TO BE DONE | Restate the whole listing word for word. Pictures are left out.

......

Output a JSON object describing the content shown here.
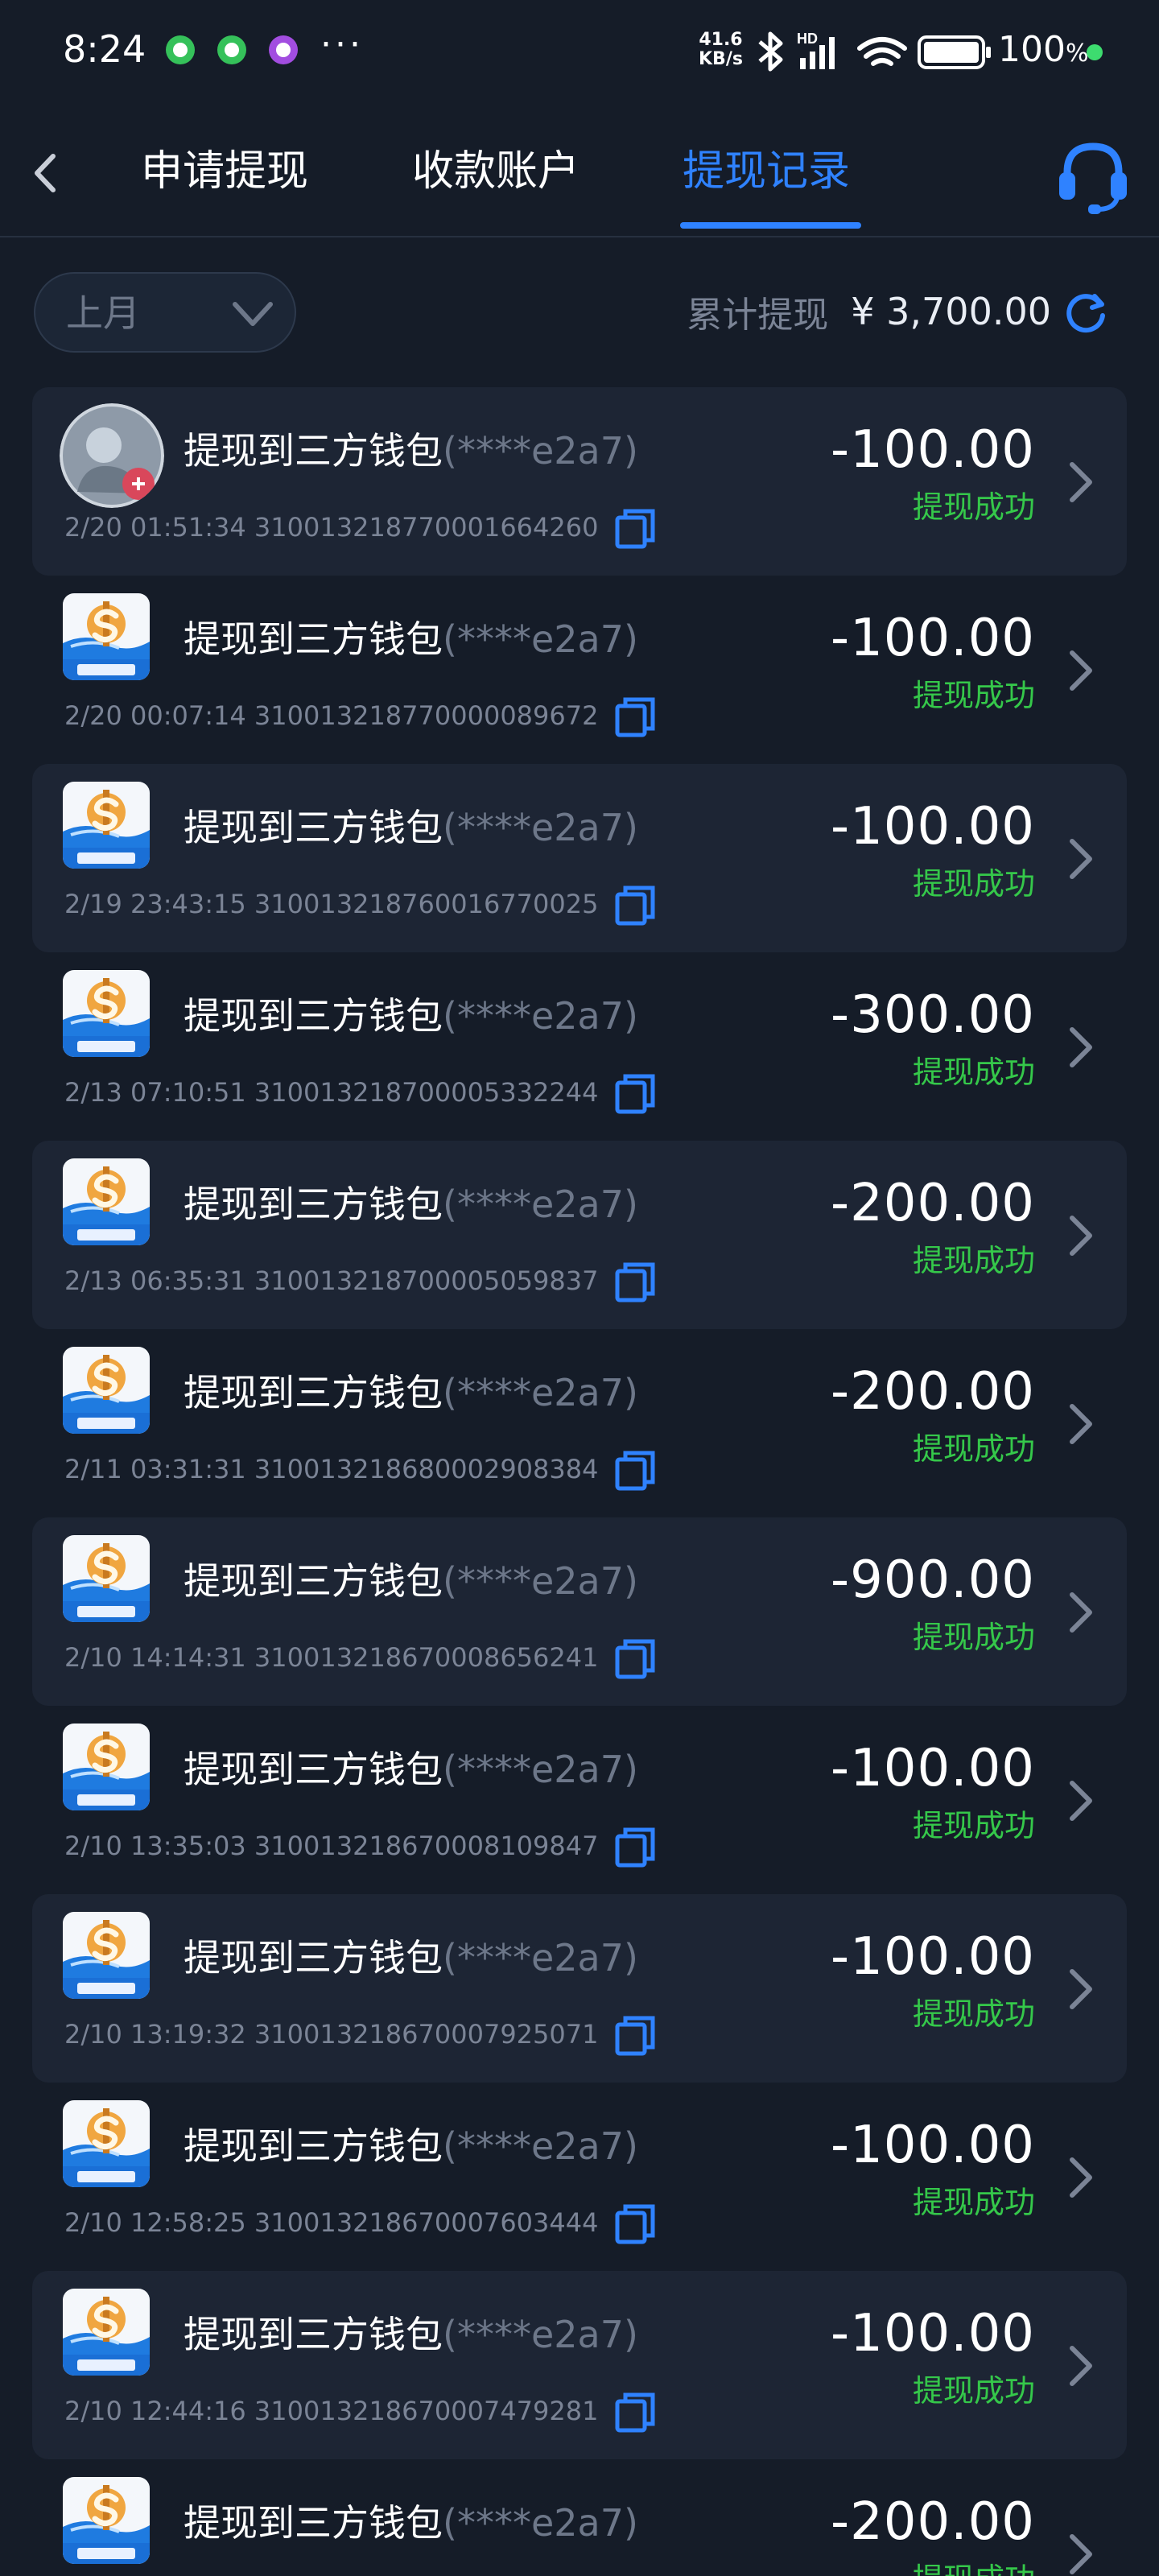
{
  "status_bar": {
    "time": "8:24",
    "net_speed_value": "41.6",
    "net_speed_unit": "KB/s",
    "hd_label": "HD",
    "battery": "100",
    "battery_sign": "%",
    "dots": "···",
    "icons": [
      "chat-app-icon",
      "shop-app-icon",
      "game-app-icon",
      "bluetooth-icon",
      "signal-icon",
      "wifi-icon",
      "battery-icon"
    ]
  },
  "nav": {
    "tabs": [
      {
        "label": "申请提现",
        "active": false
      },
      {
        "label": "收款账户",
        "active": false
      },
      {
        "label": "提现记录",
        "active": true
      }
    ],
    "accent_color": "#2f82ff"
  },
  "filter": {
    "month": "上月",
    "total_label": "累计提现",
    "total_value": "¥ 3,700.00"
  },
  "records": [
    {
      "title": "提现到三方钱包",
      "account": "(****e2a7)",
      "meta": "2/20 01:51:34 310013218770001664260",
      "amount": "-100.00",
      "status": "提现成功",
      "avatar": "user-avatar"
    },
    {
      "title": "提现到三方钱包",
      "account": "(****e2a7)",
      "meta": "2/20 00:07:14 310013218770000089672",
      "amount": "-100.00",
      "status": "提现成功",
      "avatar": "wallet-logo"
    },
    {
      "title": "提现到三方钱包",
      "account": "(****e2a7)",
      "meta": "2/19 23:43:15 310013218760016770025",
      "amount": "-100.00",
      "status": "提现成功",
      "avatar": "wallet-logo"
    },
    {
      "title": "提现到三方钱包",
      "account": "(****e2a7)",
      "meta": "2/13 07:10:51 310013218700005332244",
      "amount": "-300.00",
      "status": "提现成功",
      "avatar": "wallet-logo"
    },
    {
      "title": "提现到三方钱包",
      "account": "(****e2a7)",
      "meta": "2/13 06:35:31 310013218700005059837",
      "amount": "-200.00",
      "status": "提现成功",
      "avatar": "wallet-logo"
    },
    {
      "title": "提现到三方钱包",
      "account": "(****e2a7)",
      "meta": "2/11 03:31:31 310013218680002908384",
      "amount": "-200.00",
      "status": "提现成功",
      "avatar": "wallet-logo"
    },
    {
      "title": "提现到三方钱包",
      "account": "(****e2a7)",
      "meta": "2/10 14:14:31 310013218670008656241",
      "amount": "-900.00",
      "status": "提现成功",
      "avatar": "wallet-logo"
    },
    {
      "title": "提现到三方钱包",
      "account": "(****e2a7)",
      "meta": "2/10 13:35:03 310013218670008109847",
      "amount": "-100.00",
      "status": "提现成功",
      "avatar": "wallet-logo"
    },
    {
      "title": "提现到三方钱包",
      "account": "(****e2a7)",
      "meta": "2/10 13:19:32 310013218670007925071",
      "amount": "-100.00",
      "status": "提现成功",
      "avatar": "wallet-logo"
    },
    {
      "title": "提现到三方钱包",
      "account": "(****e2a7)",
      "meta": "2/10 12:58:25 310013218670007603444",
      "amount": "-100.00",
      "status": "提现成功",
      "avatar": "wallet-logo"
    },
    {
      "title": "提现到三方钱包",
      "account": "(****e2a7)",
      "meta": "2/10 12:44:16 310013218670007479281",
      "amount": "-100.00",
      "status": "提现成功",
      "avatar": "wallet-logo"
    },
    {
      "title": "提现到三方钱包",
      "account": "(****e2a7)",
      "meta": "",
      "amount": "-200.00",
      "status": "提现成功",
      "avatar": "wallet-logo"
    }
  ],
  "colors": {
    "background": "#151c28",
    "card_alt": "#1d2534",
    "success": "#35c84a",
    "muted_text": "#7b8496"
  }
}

......

OUTPUT FOR THIS EXERCISE |
Output a JSON object describing the content shown here.
{
  "status_bar": {
    "time": "8:24",
    "net_speed_value": "41.6",
    "net_speed_unit": "KB/s",
    "hd_label": "HD",
    "battery": "100",
    "battery_sign": "%",
    "dots": "···",
    "icons": [
      "chat-app-icon",
      "shop-app-icon",
      "game-app-icon",
      "bluetooth-icon",
      "signal-icon",
      "wifi-icon",
      "battery-icon"
    ]
  },
  "nav": {
    "tabs": [
      {
        "label": "申请提现",
        "active": false
      },
      {
        "label": "收款账户",
        "active": false
      },
      {
        "label": "提现记录",
        "active": true
      }
    ],
    "accent_color": "#2f82ff"
  },
  "filter": {
    "month": "上月",
    "total_label": "累计提现",
    "total_value": "¥ 3,700.00"
  },
  "records": [
    {
      "title": "提现到三方钱包",
      "account": "(****e2a7)",
      "meta": "2/20 01:51:34 310013218770001664260",
      "amount": "-100.00",
      "status": "提现成功",
      "avatar": "user-avatar"
    },
    {
      "title": "提现到三方钱包",
      "account": "(****e2a7)",
      "meta": "2/20 00:07:14 310013218770000089672",
      "amount": "-100.00",
      "status": "提现成功",
      "avatar": "wallet-logo"
    },
    {
      "title": "提现到三方钱包",
      "account": "(****e2a7)",
      "meta": "2/19 23:43:15 310013218760016770025",
      "amount": "-100.00",
      "status": "提现成功",
      "avatar": "wallet-logo"
    },
    {
      "title": "提现到三方钱包",
      "account": "(****e2a7)",
      "meta": "2/13 07:10:51 310013218700005332244",
      "amount": "-300.00",
      "status": "提现成功",
      "avatar": "wallet-logo"
    },
    {
      "title": "提现到三方钱包",
      "account": "(****e2a7)",
      "meta": "2/13 06:35:31 310013218700005059837",
      "amount": "-200.00",
      "status": "提现成功",
      "avatar": "wallet-logo"
    },
    {
      "title": "提现到三方钱包",
      "account": "(****e2a7)",
      "meta": "2/11 03:31:31 310013218680002908384",
      "amount": "-200.00",
      "status": "提现成功",
      "avatar": "wallet-logo"
    },
    {
      "title": "提现到三方钱包",
      "account": "(****e2a7)",
      "meta": "2/10 14:14:31 310013218670008656241",
      "amount": "-900.00",
      "status": "提现成功",
      "avatar": "wallet-logo"
    },
    {
      "title": "提现到三方钱包",
      "account": "(****e2a7)",
      "meta": "2/10 13:35:03 310013218670008109847",
      "amount": "-100.00",
      "status": "提现成功",
      "avatar": "wallet-logo"
    },
    {
      "title": "提现到三方钱包",
      "account": "(****e2a7)",
      "meta": "2/10 13:19:32 310013218670007925071",
      "amount": "-100.00",
      "status": "提现成功",
      "avatar": "wallet-logo"
    },
    {
      "title": "提现到三方钱包",
      "account": "(****e2a7)",
      "meta": "2/10 12:58:25 310013218670007603444",
      "amount": "-100.00",
      "status": "提现成功",
      "avatar": "wallet-logo"
    },
    {
      "title": "提现到三方钱包",
      "account": "(****e2a7)",
      "meta": "2/10 12:44:16 310013218670007479281",
      "amount": "-100.00",
      "status": "提现成功",
      "avatar": "wallet-logo"
    },
    {
      "title": "提现到三方钱包",
      "account": "(****e2a7)",
      "meta": "",
      "amount": "-200.00",
      "status": "提现成功",
      "avatar": "wallet-logo"
    }
  ],
  "colors": {
    "background": "#151c28",
    "card_alt": "#1d2534",
    "success": "#35c84a",
    "muted_text": "#7b8496"
  }
}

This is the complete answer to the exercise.